▶ _Aufgabe_:
Wann entscheidet laut dem Text über das Istaf das Gremium des Europäischen Leichtathletik-Verbands, ob Berlin 2018 die Europameisterschaften austragen darf?

▶ _Gegebener Text_:
* * * * * * * * *
Leichtathletik: Schattenboxer im Stadion

Der Deutsche Leichtathletik-Verband und das Berliner Istaf sollten gemeinsam für die EM-Vergabe 2018 kämpfen, momentan kann jedoch nicht von einem gemeinsam Kampf gesprochen werden - das Gegenteil ist eher der Fall.

Dagmar Freitag ist zwar Vorsitzende des Sportausschusses des Bundestags und Vizepräsidentin des Deutschen Leichtathletik-Verbands (DLV), zweiteilen kann sie sich trotzdem nicht. Am 2. September war sie in London bei den Paralympics, aufs Istaf musste sie deshalb verzichten. Das versteht Gerhard Janetzky, der Istaf-Meetingdirektor. Aber dass auch DLV-Präsident Clemens Prokop und sein Generalsekretär Frank Hensel fehlten, das versteht er nicht. „Es gehört sich einfach, dass die DLV-Spitze beim größten deutschen Meeting anwesend ist. Sie ist dort jederzeit willkommen.“

Frank Hensel kontert eher gelassen: „Wir haben die Einladung erst kurz vor dem Istaf erhalten, da hatten wir dann schon andere Pläne.“ Aber auch Mitglieder des Councils des Europäischen Leichtathletik-Verbands (EAA) saßen nicht auf der Ehrentribüne des Olympiastadions. Dafür hatten mehrere von ihnen, auf Einladung des DLV, das Springer-Meeting „Berlin fliegt“ im August vor dem Brandenburger Tor verfolgt. Die EAA-Funktionäre sind wichtig, schließlich entscheidet das Gremium im November 2013, ob Berlin 2018 die Europameisterschaften austragen darf. „Es wäre sinnvoll gewesen, wenn die EAA-Mitglieder auch das Istaf verfolgt hätten“, sagt Janetzky.
* * * * * * * * *
▶ _Gegebene Einträge_:
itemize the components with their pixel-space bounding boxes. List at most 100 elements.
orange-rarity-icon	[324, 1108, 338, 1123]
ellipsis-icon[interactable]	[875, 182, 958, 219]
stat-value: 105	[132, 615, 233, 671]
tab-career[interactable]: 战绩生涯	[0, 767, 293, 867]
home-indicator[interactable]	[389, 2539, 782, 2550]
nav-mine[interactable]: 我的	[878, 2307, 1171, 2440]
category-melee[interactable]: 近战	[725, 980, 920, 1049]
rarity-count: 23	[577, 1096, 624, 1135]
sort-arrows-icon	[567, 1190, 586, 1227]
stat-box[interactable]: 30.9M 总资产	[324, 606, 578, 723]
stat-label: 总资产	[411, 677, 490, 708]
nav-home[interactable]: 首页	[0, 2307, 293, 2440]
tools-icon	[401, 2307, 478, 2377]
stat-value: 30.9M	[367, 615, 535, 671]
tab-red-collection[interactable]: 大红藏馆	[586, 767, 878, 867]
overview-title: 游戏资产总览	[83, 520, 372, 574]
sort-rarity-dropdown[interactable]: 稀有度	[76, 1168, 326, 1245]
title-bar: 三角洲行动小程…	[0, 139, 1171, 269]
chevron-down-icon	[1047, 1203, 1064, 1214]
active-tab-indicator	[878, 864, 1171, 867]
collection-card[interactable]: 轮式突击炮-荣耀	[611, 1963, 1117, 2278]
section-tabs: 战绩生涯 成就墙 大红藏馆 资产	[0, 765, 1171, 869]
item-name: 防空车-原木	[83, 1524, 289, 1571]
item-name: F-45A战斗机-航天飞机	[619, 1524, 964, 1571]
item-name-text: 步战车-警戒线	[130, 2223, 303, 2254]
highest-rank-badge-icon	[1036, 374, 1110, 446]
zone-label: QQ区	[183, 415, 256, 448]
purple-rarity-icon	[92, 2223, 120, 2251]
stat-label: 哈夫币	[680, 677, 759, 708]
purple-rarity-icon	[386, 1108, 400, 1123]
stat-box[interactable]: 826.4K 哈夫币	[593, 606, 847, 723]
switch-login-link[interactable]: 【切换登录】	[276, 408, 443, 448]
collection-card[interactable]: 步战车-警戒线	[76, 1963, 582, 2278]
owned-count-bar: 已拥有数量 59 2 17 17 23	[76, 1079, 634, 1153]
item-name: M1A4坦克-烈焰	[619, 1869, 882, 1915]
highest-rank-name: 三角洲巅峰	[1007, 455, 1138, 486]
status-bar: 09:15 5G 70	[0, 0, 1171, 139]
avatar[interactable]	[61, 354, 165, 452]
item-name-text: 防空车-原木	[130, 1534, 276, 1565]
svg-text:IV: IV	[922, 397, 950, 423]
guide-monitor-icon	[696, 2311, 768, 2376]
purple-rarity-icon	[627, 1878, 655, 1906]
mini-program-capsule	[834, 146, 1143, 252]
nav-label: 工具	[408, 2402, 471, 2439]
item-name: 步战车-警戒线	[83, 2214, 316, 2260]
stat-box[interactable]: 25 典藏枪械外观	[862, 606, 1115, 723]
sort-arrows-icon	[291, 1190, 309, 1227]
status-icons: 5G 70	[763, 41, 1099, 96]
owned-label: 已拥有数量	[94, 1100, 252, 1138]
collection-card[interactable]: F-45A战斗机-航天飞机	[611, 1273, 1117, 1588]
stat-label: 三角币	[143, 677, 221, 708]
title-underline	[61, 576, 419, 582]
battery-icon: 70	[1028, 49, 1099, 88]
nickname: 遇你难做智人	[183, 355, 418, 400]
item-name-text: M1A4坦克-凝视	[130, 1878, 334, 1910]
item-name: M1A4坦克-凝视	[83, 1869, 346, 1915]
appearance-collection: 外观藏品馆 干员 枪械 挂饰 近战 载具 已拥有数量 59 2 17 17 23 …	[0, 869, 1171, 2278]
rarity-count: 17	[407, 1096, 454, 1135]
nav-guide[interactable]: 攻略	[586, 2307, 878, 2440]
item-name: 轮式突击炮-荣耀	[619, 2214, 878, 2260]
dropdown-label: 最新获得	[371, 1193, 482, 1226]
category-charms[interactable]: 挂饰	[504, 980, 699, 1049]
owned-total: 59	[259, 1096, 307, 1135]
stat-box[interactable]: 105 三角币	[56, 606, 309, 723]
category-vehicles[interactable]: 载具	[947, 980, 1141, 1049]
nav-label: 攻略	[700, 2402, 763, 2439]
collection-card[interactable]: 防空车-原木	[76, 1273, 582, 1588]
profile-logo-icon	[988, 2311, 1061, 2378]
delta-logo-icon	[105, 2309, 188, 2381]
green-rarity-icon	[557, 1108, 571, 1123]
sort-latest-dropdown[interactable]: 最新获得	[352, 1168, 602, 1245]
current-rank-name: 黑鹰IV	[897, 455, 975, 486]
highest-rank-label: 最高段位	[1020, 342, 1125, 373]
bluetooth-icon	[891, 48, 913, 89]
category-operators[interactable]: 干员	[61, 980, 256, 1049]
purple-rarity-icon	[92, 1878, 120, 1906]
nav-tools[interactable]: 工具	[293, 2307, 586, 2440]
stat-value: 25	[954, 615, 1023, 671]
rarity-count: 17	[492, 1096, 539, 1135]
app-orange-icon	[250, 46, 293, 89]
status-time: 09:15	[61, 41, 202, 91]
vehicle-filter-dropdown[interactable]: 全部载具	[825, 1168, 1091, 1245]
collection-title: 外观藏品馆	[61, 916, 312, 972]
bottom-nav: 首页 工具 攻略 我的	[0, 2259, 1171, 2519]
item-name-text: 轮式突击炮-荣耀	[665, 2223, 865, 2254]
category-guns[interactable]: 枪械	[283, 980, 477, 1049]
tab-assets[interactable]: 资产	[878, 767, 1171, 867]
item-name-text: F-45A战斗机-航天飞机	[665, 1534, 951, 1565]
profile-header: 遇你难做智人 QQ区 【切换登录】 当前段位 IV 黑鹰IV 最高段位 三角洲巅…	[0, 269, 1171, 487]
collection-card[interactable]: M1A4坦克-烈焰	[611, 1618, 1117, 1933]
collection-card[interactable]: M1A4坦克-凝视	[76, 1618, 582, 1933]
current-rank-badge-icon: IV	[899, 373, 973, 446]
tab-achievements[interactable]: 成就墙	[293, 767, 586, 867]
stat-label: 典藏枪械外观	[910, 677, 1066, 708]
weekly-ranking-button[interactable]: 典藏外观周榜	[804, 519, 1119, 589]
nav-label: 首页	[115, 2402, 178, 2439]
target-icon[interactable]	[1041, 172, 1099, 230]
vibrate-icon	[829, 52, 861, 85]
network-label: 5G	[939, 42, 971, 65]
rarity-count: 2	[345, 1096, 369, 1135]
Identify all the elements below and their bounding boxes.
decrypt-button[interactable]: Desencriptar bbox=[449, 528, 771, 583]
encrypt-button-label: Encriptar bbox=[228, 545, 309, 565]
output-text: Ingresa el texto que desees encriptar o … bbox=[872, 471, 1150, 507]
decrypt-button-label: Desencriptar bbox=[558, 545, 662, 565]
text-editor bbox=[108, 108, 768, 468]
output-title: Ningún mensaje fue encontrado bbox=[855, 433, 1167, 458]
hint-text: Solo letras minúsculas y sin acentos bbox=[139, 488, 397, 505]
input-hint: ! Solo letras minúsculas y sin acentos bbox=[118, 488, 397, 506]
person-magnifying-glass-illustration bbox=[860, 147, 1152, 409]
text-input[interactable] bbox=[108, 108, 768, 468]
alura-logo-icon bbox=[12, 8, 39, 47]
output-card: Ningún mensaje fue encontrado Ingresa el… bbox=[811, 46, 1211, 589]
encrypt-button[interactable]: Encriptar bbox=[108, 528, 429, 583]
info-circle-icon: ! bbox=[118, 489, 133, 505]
* * * * * * * * *
▶ _Lösung_:
Im November 2013.